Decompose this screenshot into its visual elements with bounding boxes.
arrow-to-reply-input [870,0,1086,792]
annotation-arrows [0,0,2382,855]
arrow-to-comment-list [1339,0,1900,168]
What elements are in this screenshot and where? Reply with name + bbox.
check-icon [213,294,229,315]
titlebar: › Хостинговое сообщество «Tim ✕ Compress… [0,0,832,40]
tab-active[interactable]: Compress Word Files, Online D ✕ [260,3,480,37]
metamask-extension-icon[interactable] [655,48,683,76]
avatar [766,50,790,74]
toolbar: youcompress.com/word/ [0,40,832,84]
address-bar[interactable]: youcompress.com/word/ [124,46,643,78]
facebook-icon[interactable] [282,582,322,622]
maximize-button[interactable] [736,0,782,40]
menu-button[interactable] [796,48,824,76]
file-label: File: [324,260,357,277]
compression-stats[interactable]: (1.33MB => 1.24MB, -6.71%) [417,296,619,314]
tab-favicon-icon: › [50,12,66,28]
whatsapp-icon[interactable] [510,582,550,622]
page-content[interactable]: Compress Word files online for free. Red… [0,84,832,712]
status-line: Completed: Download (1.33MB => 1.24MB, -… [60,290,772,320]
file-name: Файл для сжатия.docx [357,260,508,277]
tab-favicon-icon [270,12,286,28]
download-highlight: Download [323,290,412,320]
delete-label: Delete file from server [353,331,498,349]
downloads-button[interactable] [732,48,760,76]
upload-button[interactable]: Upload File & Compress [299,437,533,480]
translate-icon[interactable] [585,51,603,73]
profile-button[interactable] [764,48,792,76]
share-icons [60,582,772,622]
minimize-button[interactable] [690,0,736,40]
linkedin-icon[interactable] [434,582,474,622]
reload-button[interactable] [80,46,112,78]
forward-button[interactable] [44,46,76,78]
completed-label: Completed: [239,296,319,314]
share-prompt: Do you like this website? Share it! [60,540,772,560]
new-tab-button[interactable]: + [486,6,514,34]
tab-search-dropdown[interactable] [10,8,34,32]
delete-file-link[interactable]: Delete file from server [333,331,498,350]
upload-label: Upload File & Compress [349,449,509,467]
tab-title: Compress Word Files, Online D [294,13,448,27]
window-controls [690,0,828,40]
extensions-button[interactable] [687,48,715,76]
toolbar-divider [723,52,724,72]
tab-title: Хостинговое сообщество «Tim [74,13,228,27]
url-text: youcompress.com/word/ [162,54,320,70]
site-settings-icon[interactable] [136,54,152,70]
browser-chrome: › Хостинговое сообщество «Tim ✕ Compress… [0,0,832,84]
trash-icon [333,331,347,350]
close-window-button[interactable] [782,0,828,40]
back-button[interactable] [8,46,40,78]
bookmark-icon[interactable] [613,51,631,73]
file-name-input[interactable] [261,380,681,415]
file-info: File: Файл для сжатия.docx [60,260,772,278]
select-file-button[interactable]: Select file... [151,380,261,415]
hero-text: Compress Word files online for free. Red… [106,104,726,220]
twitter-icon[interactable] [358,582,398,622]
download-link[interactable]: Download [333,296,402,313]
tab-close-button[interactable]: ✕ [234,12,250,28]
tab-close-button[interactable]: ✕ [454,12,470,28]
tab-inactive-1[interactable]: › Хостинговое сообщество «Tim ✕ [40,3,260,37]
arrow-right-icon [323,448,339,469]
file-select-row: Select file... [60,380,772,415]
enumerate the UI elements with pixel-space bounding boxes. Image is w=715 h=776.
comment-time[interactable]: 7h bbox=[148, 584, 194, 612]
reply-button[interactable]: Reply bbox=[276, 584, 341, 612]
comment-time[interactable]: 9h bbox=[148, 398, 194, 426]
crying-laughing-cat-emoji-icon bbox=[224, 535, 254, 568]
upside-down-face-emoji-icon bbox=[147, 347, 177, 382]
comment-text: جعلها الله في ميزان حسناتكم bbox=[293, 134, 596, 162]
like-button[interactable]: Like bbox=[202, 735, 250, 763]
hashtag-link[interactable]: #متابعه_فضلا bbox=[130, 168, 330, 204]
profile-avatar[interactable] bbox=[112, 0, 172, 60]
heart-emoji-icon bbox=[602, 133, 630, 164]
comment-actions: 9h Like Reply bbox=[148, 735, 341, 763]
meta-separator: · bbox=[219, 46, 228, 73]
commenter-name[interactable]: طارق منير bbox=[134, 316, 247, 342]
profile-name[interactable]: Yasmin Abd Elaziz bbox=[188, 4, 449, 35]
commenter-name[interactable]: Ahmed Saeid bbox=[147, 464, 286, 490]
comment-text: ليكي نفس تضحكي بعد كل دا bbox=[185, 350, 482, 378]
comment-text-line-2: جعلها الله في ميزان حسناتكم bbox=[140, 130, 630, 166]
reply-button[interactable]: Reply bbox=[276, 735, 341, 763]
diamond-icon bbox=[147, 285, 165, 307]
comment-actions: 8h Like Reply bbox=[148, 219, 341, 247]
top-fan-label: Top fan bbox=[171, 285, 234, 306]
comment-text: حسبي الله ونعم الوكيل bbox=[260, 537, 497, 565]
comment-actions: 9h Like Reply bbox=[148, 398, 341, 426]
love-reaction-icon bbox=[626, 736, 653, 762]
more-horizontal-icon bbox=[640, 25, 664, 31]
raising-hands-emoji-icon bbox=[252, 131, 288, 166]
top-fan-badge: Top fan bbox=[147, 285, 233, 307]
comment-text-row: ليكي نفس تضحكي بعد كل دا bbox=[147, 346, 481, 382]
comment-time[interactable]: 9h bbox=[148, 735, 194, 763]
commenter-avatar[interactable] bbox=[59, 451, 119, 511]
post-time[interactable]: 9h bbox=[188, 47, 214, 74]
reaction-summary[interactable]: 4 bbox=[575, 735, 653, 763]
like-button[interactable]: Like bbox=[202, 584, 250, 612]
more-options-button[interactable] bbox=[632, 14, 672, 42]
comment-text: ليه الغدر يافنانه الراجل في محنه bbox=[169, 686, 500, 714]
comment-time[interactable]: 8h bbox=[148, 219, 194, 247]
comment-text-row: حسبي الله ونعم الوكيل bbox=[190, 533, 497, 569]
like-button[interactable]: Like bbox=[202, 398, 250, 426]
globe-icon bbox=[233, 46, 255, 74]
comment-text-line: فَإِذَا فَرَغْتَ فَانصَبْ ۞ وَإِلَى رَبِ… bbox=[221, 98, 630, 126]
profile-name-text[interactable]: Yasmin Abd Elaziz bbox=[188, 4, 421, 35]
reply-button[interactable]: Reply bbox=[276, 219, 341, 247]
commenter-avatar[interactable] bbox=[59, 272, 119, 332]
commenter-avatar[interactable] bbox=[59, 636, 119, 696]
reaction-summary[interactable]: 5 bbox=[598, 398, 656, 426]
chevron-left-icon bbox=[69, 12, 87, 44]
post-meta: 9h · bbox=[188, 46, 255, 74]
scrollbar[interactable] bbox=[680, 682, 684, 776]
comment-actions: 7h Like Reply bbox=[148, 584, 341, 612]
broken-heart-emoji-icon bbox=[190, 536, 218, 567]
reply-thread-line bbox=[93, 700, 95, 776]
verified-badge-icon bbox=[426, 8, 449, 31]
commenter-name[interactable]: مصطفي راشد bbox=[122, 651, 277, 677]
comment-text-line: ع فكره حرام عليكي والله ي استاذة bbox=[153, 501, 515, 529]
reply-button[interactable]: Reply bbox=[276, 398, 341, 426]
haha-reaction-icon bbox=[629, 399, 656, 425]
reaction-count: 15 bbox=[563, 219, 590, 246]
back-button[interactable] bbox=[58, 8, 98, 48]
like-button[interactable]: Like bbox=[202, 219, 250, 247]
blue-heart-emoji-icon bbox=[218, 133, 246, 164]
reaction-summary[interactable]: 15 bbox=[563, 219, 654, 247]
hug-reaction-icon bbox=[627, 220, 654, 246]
========
- What this task involves
Give the material again with every "Upload File & Compress" swapped for "Upload & Compress File", leaving everything else the same.

- Response for this exercise
Decompose this screenshot into its visual elements with bounding boxes.
arrow-to-reply-input [870,0,1086,792]
annotation-arrows [0,0,2382,855]
arrow-to-comment-list [1339,0,1900,168]
What elements are in this screenshot and where? Reply with name + bbox.
check-icon [213,294,229,315]
titlebar: › Хостинговое сообщество «Tim ✕ Compress… [0,0,832,40]
tab-active[interactable]: Compress Word Files, Online D ✕ [260,3,480,37]
metamask-extension-icon[interactable] [655,48,683,76]
avatar [766,50,790,74]
toolbar: youcompress.com/word/ [0,40,832,84]
address-bar[interactable]: youcompress.com/word/ [124,46,643,78]
facebook-icon[interactable] [282,582,322,622]
maximize-button[interactable] [736,0,782,40]
menu-button[interactable] [796,48,824,76]
file-label: File: [324,260,357,277]
compression-stats[interactable]: (1.33MB => 1.24MB, -6.71%) [417,296,619,314]
tab-favicon-icon: › [50,12,66,28]
whatsapp-icon[interactable] [510,582,550,622]
page-content[interactable]: Compress Word files online for free. Red… [0,84,832,712]
status-line: Completed: Download (1.33MB => 1.24MB, -… [60,290,772,320]
file-name: Файл для сжатия.docx [357,260,508,277]
tab-favicon-icon [270,12,286,28]
download-highlight: Download [323,290,412,320]
delete-label: Delete file from server [353,331,498,349]
downloads-button[interactable] [732,48,760,76]
upload-button[interactable]: Upload & Compress File [299,437,533,480]
translate-icon[interactable] [585,51,603,73]
profile-button[interactable] [764,48,792,76]
share-icons [60,582,772,622]
minimize-button[interactable] [690,0,736,40]
linkedin-icon[interactable] [434,582,474,622]
reload-button[interactable] [80,46,112,78]
forward-button[interactable] [44,46,76,78]
completed-label: Completed: [239,296,319,314]
share-prompt: Do you like this website? Share it! [60,540,772,560]
new-tab-button[interactable]: + [486,6,514,34]
tab-search-dropdown[interactable] [10,8,34,32]
delete-file-link[interactable]: Delete file from server [333,331,498,350]
upload-label: Upload & Compress File [349,449,509,467]
tab-title: Compress Word Files, Online D [294,13,448,27]
window-controls [690,0,828,40]
extensions-button[interactable] [687,48,715,76]
toolbar-divider [723,52,724,72]
tab-title: Хостинговое сообщество «Tim [74,13,228,27]
url-text: youcompress.com/word/ [162,54,320,70]
site-settings-icon[interactable] [136,54,152,70]
browser-chrome: › Хостинговое сообщество «Tim ✕ Compress… [0,0,832,84]
trash-icon [333,331,347,350]
close-window-button[interactable] [782,0,828,40]
back-button[interactable] [8,46,40,78]
bookmark-icon[interactable] [613,51,631,73]
file-name-input[interactable] [261,380,681,415]
file-info: File: Файл для сжатия.docx [60,260,772,278]
select-file-button[interactable]: Select file... [151,380,261,415]
hero-text: Compress Word files online for free. Red… [106,104,726,220]
twitter-icon[interactable] [358,582,398,622]
download-link[interactable]: Download [333,296,402,313]
tab-close-button[interactable]: ✕ [234,12,250,28]
tab-close-button[interactable]: ✕ [454,12,470,28]
tab-inactive-1[interactable]: › Хостинговое сообщество «Tim ✕ [40,3,260,37]
arrow-right-icon [323,448,339,469]
file-select-row: Select file... [60,380,772,415]
enumerate the UI elements with pixel-space bounding boxes. Image is w=715 h=776.
comment-time[interactable]: 7h bbox=[148, 584, 194, 612]
reply-button[interactable]: Reply bbox=[276, 584, 341, 612]
comment-time[interactable]: 9h bbox=[148, 398, 194, 426]
crying-laughing-cat-emoji-icon bbox=[224, 535, 254, 568]
upside-down-face-emoji-icon bbox=[147, 347, 177, 382]
comment-text: جعلها الله في ميزان حسناتكم bbox=[293, 134, 596, 162]
like-button[interactable]: Like bbox=[202, 735, 250, 763]
hashtag-link[interactable]: #متابعه_فضلا bbox=[130, 168, 330, 204]
profile-avatar[interactable] bbox=[112, 0, 172, 60]
heart-emoji-icon bbox=[602, 133, 630, 164]
comment-actions: 9h Like Reply bbox=[148, 735, 341, 763]
meta-separator: · bbox=[219, 46, 228, 73]
commenter-name[interactable]: طارق منير bbox=[134, 316, 247, 342]
profile-name[interactable]: Yasmin Abd Elaziz bbox=[188, 4, 449, 35]
commenter-name[interactable]: Ahmed Saeid bbox=[147, 464, 286, 490]
comment-text: ليكي نفس تضحكي بعد كل دا bbox=[185, 350, 482, 378]
comment-text-line-2: جعلها الله في ميزان حسناتكم bbox=[140, 130, 630, 166]
reply-button[interactable]: Reply bbox=[276, 735, 341, 763]
diamond-icon bbox=[147, 285, 165, 307]
comment-actions: 8h Like Reply bbox=[148, 219, 341, 247]
top-fan-label: Top fan bbox=[171, 285, 234, 306]
comment-text: حسبي الله ونعم الوكيل bbox=[260, 537, 497, 565]
comment-actions: 9h Like Reply bbox=[148, 398, 341, 426]
love-reaction-icon bbox=[626, 736, 653, 762]
more-horizontal-icon bbox=[640, 25, 664, 31]
raising-hands-emoji-icon bbox=[252, 131, 288, 166]
top-fan-badge: Top fan bbox=[147, 285, 233, 307]
comment-text-row: ليكي نفس تضحكي بعد كل دا bbox=[147, 346, 481, 382]
comment-time[interactable]: 9h bbox=[148, 735, 194, 763]
commenter-avatar[interactable] bbox=[59, 451, 119, 511]
post-time[interactable]: 9h bbox=[188, 47, 214, 74]
reaction-summary[interactable]: 4 bbox=[575, 735, 653, 763]
like-button[interactable]: Like bbox=[202, 584, 250, 612]
more-options-button[interactable] bbox=[632, 14, 672, 42]
comment-text: ليه الغدر يافنانه الراجل في محنه bbox=[169, 686, 500, 714]
comment-time[interactable]: 8h bbox=[148, 219, 194, 247]
comment-text-row: حسبي الله ونعم الوكيل bbox=[190, 533, 497, 569]
like-button[interactable]: Like bbox=[202, 398, 250, 426]
globe-icon bbox=[233, 46, 255, 74]
comment-text-line: فَإِذَا فَرَغْتَ فَانصَبْ ۞ وَإِلَى رَبِ… bbox=[221, 98, 630, 126]
profile-name-text[interactable]: Yasmin Abd Elaziz bbox=[188, 4, 421, 35]
reply-button[interactable]: Reply bbox=[276, 219, 341, 247]
commenter-avatar[interactable] bbox=[59, 272, 119, 332]
commenter-avatar[interactable] bbox=[59, 636, 119, 696]
reaction-summary[interactable]: 5 bbox=[598, 398, 656, 426]
chevron-left-icon bbox=[69, 12, 87, 44]
post-meta: 9h · bbox=[188, 46, 255, 74]
scrollbar[interactable] bbox=[680, 682, 684, 776]
comment-actions: 7h Like Reply bbox=[148, 584, 341, 612]
broken-heart-emoji-icon bbox=[190, 536, 218, 567]
reply-thread-line bbox=[93, 700, 95, 776]
verified-badge-icon bbox=[426, 8, 449, 31]
commenter-name[interactable]: مصطفي راشد bbox=[122, 651, 277, 677]
comment-text-line: ع فكره حرام عليكي والله ي استاذة bbox=[153, 501, 515, 529]
reply-button[interactable]: Reply bbox=[276, 398, 341, 426]
haha-reaction-icon bbox=[629, 399, 656, 425]
reaction-count: 15 bbox=[563, 219, 590, 246]
back-button[interactable] bbox=[58, 8, 98, 48]
like-button[interactable]: Like bbox=[202, 219, 250, 247]
blue-heart-emoji-icon bbox=[218, 133, 246, 164]
reaction-summary[interactable]: 15 bbox=[563, 219, 654, 247]
hug-reaction-icon bbox=[627, 220, 654, 246]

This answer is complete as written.